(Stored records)
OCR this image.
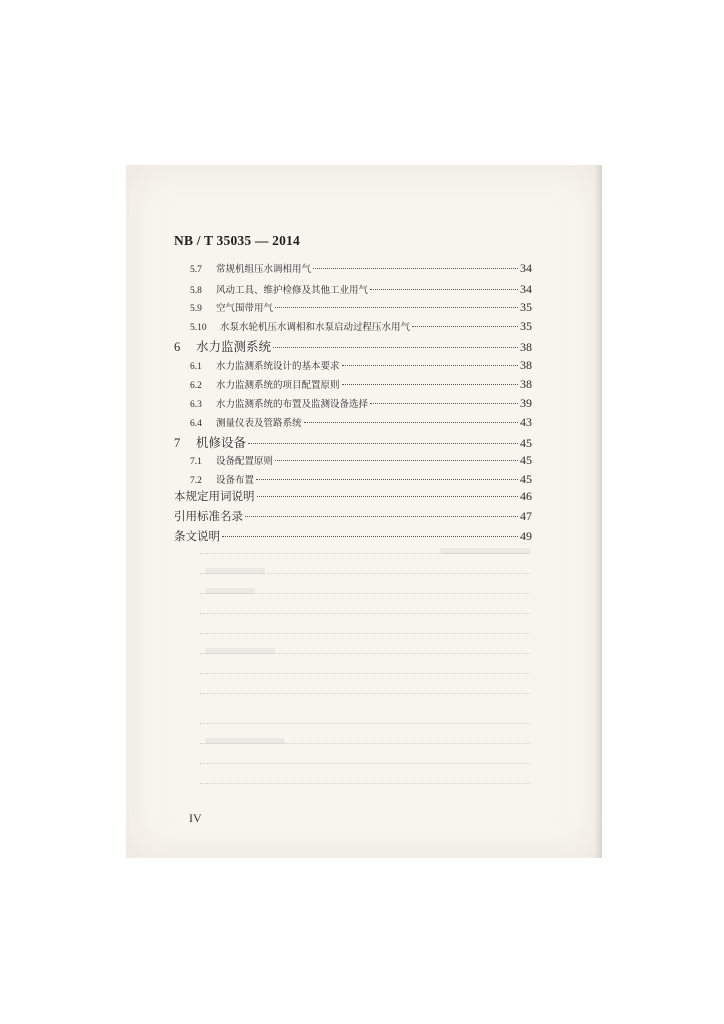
NB / T 35035 — 2014
5.7	常规机组压水调相用气	34
5.8	风动工具、维护检修及其他工业用气	34
5.9	空气围带用气	35
5.10	水泵水轮机压水调相和水泵启动过程压水用气	35
6	水力监测系统	38
6.1	水力监测系统设计的基本要求	38
6.2	水力监测系统的项目配置原则	38
6.3	水力监测系统的布置及监测设备选择	39
6.4	测量仪表及管路系统	43
7	机修设备	45
7.1	设备配置原则	45
7.2	设备布置	45
本规定用词说明	46
引用标准名录	47
条文说明	49
IV
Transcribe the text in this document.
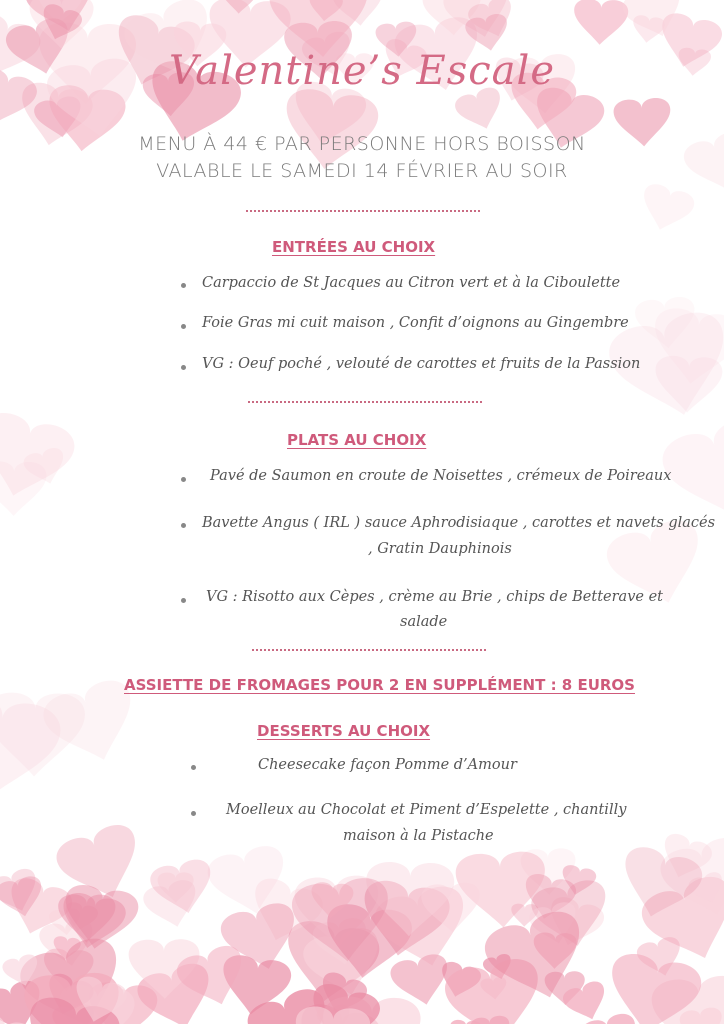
Valentine’s Escale
MENU À 44 € PAR PERSONNE HORS BOISSON
VALABLE LE SAMEDI 14 FÉVRIER AU SOIR
ENTRÉES AU CHOIX
Carpaccio de St Jacques au Citron vert et à la Ciboulette
Foie Gras mi cuit maison , Confit d’oignons au Gingembre
VG : Oeuf poché , velouté de carottes et fruits de la Passion
PLATS AU CHOIX
Pavé de Saumon en croute de Noisettes , crémeux de Poireaux
Bavette Angus ( IRL ) sauce Aphrodisiaque , carottes et navets glacés
, Gratin Dauphinois
VG : Risotto aux Cèpes , crème au Brie , chips de Betterave et
salade
ASSIETTE DE FROMAGES POUR 2 EN SUPPLÉMENT : 8 EUROS
DESSERTS AU CHOIX
Cheesecake façon Pomme d’Amour
Moelleux au Chocolat et Piment d’Espelette , chantilly
maison à la Pistache
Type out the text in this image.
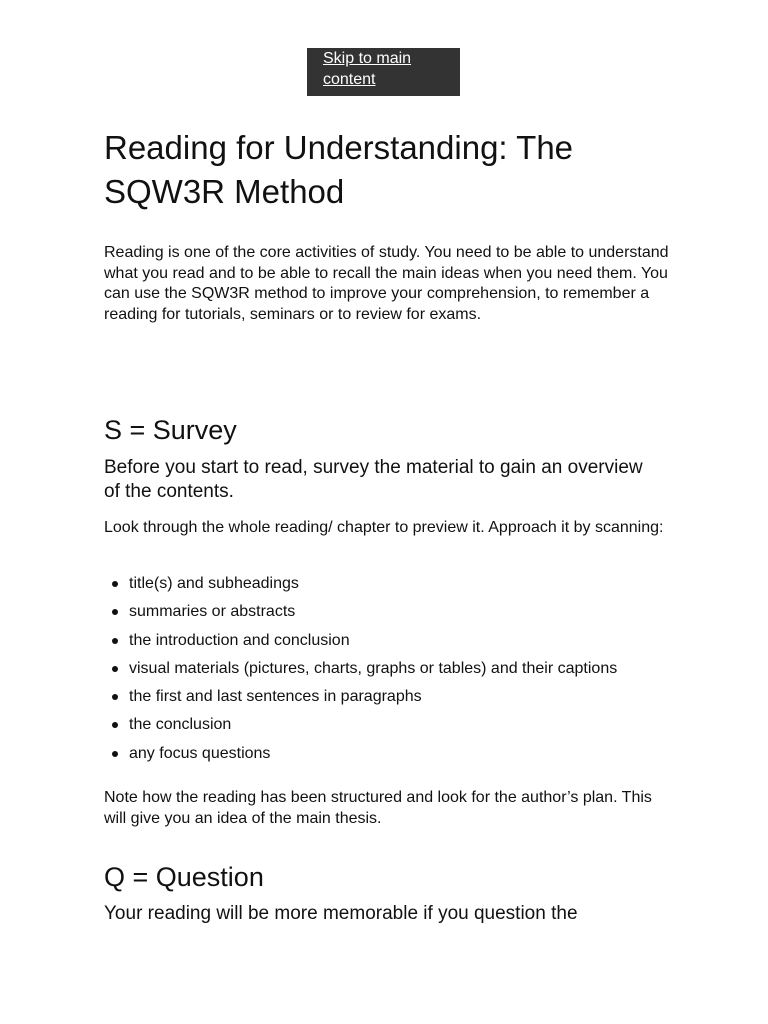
Skip to main content
Reading for Understanding: The SQW3R Method

Reading is one of the core activities of study. You need to be able to understand what you read and to be able to recall the main ideas when you need them. You can use the SQW3R method to improve your comprehension, to remember a reading for tutorials, seminars or to review for exams.

S = Survey

Before you start to read, survey the material to gain an overview of the contents.

Look through the whole reading/ chapter to preview it. Approach it by scanning:

title(s) and subheadings
summaries or abstracts
the introduction and conclusion
visual materials (pictures, charts, graphs or tables) and their captions
the first and last sentences in paragraphs
the conclusion
any focus questions

Note how the reading has been structured and look for the author’s plan. This will give you an idea of the main thesis.

Q = Question

Your reading will be more memorable if you question the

# Your instructions:
Each line of the data is to be duplicated exactly; pictures stay out of the copy.

# Response to this task:
OCR this image.
NB / T 35035 — 2014
5.7	常规机组压水调相用气	34
5.8	风动工具、维护检修及其他工业用气	34
5.9	空气围带用气	35
5.10	水泵水轮机压水调相和水泵启动过程压水用气	35
6	水力监测系统	38
6.1	水力监测系统设计的基本要求	38
6.2	水力监测系统的项目配置原则	38
6.3	水力监测系统的布置及监测设备选择	39
6.4	测量仪表及管路系统	43
7	机修设备	45
7.1	设备配置原则	45
7.2	设备布置	45
本规定用词说明	46
引用标准名录	47
条文说明	49
IV
Transcribe the text in this document.
Valentine’s Escale
MENU À 44 € PAR PERSONNE HORS BOISSON
VALABLE LE SAMEDI 14 FÉVRIER AU SOIR
ENTRÉES AU CHOIX
Carpaccio de St Jacques au Citron vert et à la Ciboulette
Foie Gras mi cuit maison , Confit d’oignons au Gingembre
VG : Oeuf poché , velouté de carottes et fruits de la Passion
PLATS AU CHOIX
Pavé de Saumon en croute de Noisettes , crémeux de Poireaux
Bavette Angus ( IRL ) sauce Aphrodisiaque , carottes et navets glacés
, Gratin Dauphinois
VG : Risotto aux Cèpes , crème au Brie , chips de Betterave et
salade
ASSIETTE DE FROMAGES POUR 2 EN SUPPLÉMENT : 8 EUROS
DESSERTS AU CHOIX
Cheesecake façon Pomme d’Amour
Moelleux au Chocolat et Piment d’Espelette , chantilly
maison à la Pistache
Type out the text in this image.
Skip to main content
Reading for Understanding: The SQW3R Method

Reading is one of the core activities of study. You need to be able to understand what you read and to be able to recall the main ideas when you need them. You can use the SQW3R method to improve your comprehension, to remember a reading for tutorials, seminars or to review for exams.

S = Survey

Before you start to read, survey the material to gain an overview of the contents.

Look through the whole reading/ chapter to preview it. Approach it by scanning:

title(s) and subheadings
summaries or abstracts
the introduction and conclusion
visual materials (pictures, charts, graphs or tables) and their captions
the first and last sentences in paragraphs
the conclusion
any focus questions

Note how the reading has been structured and look for the author’s plan. This will give you an idea of the main thesis.

Q = Question

Your reading will be more memorable if you question the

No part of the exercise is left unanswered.